In the records below, find each line containing the word "Standard" and copy it.

▶ Input for this task

○ ○ ○ ○ ○ ○ ○

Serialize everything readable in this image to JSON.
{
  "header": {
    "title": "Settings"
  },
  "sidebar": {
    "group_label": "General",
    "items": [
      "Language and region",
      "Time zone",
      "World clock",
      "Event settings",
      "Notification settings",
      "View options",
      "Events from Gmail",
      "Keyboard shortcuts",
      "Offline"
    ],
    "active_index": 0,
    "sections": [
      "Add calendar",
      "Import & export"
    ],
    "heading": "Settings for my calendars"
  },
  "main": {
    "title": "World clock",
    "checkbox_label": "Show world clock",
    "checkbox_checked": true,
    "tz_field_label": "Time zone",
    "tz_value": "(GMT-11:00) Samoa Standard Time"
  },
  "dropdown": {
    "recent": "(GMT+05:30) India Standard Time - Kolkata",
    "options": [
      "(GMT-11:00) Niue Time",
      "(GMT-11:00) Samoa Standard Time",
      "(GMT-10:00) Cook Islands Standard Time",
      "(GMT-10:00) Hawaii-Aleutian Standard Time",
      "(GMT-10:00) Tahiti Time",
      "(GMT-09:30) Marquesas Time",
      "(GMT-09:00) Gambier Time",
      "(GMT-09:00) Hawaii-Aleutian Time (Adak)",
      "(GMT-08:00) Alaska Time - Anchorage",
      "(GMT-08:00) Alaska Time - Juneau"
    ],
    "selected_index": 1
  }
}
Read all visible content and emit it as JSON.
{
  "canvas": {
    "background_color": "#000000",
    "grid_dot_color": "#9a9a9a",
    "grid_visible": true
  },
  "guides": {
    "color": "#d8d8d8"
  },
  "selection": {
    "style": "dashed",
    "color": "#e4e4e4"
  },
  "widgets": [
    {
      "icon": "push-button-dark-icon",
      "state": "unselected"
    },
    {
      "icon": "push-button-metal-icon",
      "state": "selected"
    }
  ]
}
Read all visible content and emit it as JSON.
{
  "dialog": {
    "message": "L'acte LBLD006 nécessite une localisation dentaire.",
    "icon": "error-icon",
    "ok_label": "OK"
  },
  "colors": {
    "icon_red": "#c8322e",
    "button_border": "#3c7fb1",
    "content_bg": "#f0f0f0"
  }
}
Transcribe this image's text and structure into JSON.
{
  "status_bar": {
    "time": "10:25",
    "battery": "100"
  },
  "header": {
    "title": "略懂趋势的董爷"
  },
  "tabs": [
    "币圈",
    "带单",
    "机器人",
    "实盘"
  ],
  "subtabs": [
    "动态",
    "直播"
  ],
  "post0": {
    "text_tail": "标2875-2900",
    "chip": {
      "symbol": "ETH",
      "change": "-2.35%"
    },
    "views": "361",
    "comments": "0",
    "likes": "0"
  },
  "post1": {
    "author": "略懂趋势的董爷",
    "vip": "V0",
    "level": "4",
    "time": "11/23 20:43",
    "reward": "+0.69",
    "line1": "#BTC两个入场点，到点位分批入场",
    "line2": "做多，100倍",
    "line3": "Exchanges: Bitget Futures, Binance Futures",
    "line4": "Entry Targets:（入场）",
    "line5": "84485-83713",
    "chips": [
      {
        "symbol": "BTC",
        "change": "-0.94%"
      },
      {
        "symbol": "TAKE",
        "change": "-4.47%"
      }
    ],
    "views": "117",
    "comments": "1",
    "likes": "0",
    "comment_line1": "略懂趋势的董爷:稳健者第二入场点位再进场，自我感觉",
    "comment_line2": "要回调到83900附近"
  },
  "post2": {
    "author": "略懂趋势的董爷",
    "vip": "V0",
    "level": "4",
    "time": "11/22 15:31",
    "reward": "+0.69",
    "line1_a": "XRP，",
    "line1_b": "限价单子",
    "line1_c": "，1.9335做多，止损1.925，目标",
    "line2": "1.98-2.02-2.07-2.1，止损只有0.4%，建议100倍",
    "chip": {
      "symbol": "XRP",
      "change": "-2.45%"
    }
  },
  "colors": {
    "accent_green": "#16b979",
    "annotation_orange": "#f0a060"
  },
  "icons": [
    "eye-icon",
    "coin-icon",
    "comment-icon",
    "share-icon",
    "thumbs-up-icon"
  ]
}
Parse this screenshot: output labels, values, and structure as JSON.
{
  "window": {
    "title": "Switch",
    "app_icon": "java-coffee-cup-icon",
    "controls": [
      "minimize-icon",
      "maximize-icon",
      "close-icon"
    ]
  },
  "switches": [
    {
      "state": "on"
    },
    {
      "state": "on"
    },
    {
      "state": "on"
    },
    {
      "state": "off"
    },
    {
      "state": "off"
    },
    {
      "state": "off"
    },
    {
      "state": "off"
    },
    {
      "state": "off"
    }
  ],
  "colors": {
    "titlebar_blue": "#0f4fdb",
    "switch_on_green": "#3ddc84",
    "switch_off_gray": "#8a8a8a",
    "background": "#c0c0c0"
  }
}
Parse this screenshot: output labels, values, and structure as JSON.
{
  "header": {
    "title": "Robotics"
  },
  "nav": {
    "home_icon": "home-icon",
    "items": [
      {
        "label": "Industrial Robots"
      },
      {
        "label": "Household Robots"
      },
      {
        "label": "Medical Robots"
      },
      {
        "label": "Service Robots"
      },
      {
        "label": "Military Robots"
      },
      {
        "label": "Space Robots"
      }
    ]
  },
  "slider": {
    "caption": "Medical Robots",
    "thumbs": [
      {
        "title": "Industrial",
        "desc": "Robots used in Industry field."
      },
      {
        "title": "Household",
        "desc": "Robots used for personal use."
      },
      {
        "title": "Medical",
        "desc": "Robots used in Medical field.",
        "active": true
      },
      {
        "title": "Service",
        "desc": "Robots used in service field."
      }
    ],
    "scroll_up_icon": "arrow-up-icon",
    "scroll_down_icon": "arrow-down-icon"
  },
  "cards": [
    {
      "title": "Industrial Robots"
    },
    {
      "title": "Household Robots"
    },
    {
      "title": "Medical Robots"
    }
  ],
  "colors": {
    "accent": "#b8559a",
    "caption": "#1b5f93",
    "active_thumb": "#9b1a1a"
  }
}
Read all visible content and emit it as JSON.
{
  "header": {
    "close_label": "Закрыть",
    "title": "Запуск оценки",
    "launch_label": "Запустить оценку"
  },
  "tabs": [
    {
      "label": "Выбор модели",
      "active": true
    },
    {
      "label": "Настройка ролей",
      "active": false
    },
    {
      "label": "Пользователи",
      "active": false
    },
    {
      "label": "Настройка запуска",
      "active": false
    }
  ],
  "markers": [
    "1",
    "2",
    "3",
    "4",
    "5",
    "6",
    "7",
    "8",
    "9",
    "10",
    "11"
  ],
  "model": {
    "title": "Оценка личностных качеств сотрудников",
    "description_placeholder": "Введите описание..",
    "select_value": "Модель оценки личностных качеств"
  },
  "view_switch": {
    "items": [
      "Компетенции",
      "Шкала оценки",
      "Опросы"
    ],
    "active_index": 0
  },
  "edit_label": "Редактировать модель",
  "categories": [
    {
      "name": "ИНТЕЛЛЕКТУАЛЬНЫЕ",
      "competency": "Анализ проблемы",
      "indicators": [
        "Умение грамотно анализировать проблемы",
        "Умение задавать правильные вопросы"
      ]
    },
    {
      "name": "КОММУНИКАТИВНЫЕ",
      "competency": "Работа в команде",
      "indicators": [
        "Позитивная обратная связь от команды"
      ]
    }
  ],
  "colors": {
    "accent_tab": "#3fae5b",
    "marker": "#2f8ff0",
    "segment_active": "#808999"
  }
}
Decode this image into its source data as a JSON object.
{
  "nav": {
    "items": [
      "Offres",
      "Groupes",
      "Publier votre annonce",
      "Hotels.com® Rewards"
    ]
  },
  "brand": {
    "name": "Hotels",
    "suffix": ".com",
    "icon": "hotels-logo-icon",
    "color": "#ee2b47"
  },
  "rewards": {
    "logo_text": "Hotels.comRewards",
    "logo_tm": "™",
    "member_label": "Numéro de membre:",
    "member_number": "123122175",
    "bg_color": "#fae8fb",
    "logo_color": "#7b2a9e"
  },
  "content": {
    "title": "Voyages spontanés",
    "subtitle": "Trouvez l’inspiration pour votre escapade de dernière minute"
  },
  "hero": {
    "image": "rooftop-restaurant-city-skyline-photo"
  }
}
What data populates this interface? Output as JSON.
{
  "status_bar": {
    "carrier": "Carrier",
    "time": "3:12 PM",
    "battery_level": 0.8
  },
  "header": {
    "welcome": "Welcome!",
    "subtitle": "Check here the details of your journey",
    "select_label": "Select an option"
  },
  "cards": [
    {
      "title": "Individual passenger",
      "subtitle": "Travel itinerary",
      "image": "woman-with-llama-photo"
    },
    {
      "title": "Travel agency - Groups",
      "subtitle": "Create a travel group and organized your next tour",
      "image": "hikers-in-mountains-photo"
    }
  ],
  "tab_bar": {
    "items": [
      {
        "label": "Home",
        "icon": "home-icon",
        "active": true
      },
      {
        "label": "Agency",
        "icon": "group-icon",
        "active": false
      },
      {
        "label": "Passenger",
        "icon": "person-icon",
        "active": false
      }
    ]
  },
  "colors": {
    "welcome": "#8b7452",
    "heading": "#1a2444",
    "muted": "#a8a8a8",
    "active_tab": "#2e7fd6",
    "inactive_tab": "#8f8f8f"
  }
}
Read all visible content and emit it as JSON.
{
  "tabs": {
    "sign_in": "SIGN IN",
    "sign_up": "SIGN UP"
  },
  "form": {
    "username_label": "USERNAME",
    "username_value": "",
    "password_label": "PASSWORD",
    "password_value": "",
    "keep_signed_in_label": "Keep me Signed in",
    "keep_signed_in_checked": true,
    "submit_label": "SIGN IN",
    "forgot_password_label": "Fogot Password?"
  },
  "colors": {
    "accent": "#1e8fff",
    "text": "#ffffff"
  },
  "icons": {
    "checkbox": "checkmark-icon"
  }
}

○ ○ ○ ○ ○ ○ ○

▶ Solution to this problem
    "tz_value": "(GMT-11:00) Samoa Standard Time"
    "recent": "(GMT+05:30) India Standard Time - Kolkata",
      "(GMT-11:00) Samoa Standard Time",
      "(GMT-10:00) Cook Islands Standard Time",
      "(GMT-10:00) Hawaii-Aleutian Standard Time",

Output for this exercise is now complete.